Source text:
UNITED STATES
SECURITIES AND EXCHANGE COMMISSION
Washington, D.C. 20549
FORM 10-Q/A
[X] |
QUARTERLY REPORT PURSUANT TO SECTION 13 OR 15(d) OF THE SECURITIES EXCHANGE ACT OF 1934 |
For the quarterly period ended September 30, 2004
Or
[ ] |
TRANSITION REPORT PURSUANT TO SECTION 13 OR 15(d) OF THE SECURITIES EXCHANGE ACT OF 1934 |
Commission File Number: 001-31593
APOLLO GOLD CORPORATION
(Exact name of Registrant as Specified in Its Charter)
Yukon Territory, Canada |
Not Applicable |
(State or Other Jurisdiction of Incorporation or Organization) |
(I.R.S. Employer Identification No.) |
4601 DTC Blvd, Suite 750
Denver, Colorado 80237
(Address of Principal Executive Offices) (Zip Code)
Registrants telephone number, including area code (720) 886-9656
Indicate by check mark whether the registrant (1) has filed all reports required to be filed by Section 13 or 15(d) of the Securities Exchange Act of 1934 during the preceding 12 months (or for such shorter period that the registrant was required to file such reports), and (2) has been subject to such filing requirements for the past 90 days
Yes [X] No [ ]
Indicate by check mark whether the registrant is an accelerated filer (as defined in Rule 12-b2 of the Exchange Act).

Your goal:
List every labeled detail the SEC filing gives about the registrant, pairing each label with its value.

Rows from a dataset
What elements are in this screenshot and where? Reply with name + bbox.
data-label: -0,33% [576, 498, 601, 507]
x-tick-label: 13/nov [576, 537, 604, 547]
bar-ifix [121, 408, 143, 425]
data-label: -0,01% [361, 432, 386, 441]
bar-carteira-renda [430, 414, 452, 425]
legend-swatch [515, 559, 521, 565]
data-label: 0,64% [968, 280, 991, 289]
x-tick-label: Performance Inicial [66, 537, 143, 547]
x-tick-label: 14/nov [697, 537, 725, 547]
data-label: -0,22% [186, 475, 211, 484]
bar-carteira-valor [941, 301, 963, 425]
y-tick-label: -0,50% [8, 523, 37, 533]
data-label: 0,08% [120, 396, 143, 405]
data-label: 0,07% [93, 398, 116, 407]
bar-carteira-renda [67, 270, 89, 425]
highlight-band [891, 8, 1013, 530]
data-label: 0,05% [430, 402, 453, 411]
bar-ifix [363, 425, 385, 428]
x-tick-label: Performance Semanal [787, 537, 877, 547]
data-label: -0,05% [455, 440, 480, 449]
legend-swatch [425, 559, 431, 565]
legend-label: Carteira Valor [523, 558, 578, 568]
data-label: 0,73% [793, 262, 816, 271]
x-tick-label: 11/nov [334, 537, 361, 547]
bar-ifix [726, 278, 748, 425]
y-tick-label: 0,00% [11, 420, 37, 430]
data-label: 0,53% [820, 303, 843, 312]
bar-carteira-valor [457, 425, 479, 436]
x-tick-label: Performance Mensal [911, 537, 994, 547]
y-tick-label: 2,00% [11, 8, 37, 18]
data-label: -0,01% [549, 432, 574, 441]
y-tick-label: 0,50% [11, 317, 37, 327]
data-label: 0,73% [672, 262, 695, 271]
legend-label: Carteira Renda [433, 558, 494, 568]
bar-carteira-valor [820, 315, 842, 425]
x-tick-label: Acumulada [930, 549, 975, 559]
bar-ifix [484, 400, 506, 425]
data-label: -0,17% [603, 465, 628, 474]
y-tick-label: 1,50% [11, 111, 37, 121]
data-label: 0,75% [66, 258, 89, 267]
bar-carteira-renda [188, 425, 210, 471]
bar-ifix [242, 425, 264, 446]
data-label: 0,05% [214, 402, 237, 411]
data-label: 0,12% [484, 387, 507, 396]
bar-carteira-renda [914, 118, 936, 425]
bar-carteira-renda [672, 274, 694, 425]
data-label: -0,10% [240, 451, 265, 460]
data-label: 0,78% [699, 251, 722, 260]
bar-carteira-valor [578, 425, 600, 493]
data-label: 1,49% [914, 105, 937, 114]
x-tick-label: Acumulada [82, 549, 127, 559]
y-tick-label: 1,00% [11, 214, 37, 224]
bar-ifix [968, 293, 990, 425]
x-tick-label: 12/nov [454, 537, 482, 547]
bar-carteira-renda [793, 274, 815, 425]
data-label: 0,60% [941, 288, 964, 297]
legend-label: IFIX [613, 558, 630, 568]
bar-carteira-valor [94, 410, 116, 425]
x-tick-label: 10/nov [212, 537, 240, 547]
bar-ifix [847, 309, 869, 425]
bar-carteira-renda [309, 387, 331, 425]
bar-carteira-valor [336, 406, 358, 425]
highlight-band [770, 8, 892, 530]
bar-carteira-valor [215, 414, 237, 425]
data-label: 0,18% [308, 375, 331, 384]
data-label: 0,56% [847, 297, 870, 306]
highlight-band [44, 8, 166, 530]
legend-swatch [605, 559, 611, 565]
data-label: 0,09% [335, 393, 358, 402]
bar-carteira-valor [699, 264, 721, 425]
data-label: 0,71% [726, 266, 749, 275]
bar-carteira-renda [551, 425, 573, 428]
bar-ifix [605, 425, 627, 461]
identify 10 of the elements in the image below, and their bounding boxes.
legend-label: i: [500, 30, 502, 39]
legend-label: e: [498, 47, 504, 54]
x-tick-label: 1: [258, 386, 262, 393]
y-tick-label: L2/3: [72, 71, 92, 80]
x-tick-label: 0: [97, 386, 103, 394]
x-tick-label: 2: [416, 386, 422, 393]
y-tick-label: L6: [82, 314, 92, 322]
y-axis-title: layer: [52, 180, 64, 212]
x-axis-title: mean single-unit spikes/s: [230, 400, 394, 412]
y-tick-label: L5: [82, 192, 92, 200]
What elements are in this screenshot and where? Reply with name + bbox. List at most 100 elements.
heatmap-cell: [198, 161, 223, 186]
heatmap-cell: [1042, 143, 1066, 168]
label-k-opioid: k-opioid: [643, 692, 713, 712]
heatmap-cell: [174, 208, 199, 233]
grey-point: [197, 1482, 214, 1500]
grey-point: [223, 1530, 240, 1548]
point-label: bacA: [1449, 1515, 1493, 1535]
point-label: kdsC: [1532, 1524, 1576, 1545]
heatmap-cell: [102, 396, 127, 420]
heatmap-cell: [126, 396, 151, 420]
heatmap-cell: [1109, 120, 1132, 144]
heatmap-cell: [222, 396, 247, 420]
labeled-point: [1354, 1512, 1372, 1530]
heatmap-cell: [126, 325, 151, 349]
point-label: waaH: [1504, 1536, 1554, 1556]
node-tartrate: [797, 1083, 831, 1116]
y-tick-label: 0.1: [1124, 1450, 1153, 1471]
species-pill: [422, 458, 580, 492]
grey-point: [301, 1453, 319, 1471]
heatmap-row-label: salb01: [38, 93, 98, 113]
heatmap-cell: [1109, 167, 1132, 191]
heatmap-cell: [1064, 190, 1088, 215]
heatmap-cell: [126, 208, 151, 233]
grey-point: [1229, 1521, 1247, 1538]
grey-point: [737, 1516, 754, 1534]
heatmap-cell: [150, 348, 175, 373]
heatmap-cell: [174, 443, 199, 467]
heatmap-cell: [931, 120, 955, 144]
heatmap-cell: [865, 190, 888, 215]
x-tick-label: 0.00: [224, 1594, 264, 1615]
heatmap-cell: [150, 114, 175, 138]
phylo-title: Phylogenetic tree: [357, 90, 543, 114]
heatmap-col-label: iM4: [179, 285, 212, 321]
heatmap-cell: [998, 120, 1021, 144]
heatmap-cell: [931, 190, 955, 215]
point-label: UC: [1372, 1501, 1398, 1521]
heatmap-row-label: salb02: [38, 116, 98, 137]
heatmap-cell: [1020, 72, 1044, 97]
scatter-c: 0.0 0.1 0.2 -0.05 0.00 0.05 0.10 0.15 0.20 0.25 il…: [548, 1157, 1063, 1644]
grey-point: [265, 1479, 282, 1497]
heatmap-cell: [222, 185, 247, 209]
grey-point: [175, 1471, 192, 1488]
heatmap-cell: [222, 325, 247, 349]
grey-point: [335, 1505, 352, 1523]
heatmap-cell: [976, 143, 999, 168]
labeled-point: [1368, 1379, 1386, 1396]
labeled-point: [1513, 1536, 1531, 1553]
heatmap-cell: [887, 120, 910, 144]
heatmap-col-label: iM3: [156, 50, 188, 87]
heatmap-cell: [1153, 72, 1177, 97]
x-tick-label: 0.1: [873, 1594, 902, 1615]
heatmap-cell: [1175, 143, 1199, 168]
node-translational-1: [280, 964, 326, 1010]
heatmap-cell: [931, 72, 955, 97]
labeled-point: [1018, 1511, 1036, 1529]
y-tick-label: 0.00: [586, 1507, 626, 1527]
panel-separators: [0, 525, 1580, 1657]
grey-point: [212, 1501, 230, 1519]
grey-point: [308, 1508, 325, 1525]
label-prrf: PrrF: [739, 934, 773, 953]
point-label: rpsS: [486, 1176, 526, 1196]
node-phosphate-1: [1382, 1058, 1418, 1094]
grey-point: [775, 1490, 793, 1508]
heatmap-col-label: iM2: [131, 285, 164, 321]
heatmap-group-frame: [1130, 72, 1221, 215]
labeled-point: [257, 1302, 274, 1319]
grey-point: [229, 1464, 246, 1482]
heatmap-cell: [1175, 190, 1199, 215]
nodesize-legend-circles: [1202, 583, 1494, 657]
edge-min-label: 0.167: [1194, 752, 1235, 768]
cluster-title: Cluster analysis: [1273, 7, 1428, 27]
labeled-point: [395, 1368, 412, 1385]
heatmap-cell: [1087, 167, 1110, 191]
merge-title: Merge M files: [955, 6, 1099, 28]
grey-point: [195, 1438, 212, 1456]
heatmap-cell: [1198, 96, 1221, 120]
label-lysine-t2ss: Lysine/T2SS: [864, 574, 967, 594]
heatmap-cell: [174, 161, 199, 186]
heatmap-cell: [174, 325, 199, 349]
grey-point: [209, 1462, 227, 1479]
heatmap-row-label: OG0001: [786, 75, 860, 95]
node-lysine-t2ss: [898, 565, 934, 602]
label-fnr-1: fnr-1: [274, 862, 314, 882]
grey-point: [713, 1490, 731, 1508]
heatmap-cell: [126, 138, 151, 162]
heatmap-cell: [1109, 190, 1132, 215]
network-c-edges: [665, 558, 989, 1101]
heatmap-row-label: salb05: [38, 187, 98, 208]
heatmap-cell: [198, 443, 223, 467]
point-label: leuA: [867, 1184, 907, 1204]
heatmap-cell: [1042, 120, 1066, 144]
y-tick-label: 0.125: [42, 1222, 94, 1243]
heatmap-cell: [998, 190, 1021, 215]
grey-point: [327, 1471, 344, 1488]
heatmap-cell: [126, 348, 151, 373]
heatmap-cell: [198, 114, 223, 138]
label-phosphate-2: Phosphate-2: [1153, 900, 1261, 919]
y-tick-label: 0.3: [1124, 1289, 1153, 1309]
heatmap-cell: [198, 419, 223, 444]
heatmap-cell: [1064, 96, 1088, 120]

Exercise answer:
- Commission File Number: 001-31593
- Exact name of Registrant as Specified in Its Charter: Apollo Gold Corporation
- State or Other Jurisdiction of Incorporation or Organization: Yukon Territory, Canada
- I.R.S. Employer Identification No.: Not Applicable
- Address of Principal Executive Offices (Zip Code): 4601 DTC Blvd, Suite 750, Denver, Colorado 80237
- Registrant's telephone number, including area code: (720) 886-9656